PROMPT —
Which lines hold the word "由图可知"? Show each of them.

#### GIVEN RECORDS ####

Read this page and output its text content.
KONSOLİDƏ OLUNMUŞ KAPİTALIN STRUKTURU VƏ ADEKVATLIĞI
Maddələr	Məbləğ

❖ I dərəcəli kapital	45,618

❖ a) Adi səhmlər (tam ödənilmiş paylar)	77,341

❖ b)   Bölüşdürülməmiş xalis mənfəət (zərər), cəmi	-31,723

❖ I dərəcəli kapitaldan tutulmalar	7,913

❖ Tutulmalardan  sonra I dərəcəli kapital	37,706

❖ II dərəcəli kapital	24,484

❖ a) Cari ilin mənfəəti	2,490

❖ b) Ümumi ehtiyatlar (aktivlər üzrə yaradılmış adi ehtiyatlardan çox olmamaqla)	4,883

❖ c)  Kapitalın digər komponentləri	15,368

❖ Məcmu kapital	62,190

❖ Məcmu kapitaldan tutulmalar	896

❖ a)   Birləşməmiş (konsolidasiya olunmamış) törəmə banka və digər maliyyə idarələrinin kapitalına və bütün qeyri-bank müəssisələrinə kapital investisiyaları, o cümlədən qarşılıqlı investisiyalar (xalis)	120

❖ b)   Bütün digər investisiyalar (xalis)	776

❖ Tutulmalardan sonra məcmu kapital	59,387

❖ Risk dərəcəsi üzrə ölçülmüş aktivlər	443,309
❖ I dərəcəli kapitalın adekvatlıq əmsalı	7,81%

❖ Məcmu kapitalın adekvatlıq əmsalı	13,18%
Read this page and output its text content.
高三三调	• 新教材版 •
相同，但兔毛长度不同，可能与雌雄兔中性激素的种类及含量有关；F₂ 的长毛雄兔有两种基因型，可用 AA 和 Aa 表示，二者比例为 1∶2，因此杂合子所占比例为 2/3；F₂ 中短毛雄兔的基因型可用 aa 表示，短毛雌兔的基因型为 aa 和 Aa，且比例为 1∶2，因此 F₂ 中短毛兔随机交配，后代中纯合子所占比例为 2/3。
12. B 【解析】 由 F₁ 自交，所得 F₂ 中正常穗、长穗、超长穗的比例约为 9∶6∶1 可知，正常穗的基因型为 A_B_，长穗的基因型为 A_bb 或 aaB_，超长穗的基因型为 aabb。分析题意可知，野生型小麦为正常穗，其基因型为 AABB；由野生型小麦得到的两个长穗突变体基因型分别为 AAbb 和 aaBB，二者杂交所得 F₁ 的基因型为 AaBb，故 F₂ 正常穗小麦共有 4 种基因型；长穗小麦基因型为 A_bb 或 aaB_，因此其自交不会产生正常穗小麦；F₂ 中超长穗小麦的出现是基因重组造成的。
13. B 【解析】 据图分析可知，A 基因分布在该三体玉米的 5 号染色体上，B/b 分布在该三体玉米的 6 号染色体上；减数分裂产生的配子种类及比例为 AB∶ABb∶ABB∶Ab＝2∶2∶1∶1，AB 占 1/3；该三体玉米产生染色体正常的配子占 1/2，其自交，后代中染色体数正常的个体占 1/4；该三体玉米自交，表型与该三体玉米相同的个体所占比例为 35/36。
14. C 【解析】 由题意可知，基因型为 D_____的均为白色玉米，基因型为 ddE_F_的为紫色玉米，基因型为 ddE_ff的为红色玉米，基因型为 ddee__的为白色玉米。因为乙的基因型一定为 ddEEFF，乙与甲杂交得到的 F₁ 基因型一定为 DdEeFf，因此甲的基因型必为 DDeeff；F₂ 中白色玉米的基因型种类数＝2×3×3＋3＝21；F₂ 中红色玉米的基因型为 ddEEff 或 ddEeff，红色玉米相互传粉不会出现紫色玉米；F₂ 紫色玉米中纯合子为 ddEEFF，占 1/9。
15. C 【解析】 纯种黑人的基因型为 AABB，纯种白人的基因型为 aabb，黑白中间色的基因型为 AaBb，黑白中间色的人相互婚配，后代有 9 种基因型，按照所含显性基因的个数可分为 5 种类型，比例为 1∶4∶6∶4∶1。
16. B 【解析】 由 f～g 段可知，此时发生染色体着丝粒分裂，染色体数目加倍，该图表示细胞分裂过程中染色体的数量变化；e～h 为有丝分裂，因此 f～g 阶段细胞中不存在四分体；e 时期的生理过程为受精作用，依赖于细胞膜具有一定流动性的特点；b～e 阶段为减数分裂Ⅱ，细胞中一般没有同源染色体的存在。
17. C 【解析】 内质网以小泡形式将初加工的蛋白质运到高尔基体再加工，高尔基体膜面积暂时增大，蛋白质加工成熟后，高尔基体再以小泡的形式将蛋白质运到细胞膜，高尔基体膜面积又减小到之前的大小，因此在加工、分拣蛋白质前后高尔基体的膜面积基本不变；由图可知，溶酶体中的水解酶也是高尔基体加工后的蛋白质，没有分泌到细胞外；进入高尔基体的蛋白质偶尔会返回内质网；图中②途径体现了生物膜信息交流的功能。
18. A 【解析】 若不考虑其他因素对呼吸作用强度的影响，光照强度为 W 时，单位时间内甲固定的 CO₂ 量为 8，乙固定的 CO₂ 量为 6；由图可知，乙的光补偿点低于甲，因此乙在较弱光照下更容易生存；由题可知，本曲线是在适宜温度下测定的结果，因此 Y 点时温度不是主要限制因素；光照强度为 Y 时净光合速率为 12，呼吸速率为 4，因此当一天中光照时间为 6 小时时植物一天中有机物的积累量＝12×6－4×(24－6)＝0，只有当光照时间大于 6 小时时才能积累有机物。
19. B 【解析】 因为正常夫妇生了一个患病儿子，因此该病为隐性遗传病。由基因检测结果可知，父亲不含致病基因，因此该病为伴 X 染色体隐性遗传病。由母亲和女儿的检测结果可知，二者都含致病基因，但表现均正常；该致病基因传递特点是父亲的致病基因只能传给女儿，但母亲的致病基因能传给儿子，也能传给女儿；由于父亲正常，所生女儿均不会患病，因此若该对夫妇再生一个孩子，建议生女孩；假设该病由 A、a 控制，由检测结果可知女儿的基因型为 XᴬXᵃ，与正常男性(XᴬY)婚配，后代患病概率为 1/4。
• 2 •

####
#### GIVEN RECORDS ####

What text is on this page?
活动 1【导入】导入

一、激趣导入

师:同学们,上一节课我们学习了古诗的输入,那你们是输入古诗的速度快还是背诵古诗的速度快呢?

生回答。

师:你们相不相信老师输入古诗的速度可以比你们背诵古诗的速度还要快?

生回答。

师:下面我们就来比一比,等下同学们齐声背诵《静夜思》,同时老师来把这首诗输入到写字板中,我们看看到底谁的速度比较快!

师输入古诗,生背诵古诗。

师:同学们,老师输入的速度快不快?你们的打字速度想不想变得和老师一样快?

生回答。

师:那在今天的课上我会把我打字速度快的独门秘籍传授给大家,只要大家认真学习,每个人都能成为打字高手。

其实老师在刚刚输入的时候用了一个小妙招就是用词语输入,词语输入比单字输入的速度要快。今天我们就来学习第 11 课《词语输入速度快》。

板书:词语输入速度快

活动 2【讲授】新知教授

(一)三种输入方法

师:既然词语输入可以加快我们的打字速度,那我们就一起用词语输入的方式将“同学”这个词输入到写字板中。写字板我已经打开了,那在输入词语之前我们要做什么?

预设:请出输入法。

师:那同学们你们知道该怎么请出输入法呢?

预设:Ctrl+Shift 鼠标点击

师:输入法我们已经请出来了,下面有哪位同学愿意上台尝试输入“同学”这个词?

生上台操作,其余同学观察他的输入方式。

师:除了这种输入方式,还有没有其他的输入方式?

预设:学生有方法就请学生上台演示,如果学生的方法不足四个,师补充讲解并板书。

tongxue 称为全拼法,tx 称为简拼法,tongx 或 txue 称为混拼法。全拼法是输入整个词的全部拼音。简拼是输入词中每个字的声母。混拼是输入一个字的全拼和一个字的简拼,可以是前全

####

THE RESULT —
17. C 【解析】 内质网以小泡形式将初加工的蛋白质运到高尔基体再加工，高尔基体膜面积暂时增大，蛋白质加工成熟后，高尔基体再以小泡的形式将蛋白质运到细胞膜，高尔基体膜面积又减小到之前的大小，因此在加工、分拣蛋白质前后高尔基体的膜面积基本不变；由图可知，溶酶体中的水解酶也是高尔基体加工后的蛋白质，没有分泌到细胞外；进入高尔基体的蛋白质偶尔会返回内质网；图中②途径体现了生物膜信息交流的功能。
18. A 【解析】 若不考虑其他因素对呼吸作用强度的影响，光照强度为 W 时，单位时间内甲固定的 CO₂ 量为 8，乙固定的 CO₂ 量为 6；由图可知，乙的光补偿点低于甲，因此乙在较弱光照下更容易生存；由题可知，本曲线是在适宜温度下测定的结果，因此 Y 点时温度不是主要限制因素；光照强度为 Y 时净光合速率为 12，呼吸速率为 4，因此当一天中光照时间为 6 小时时植物一天中有机物的积累量＝12×6－4×(24－6)＝0，只有当光照时间大于 6 小时时才能积累有机物。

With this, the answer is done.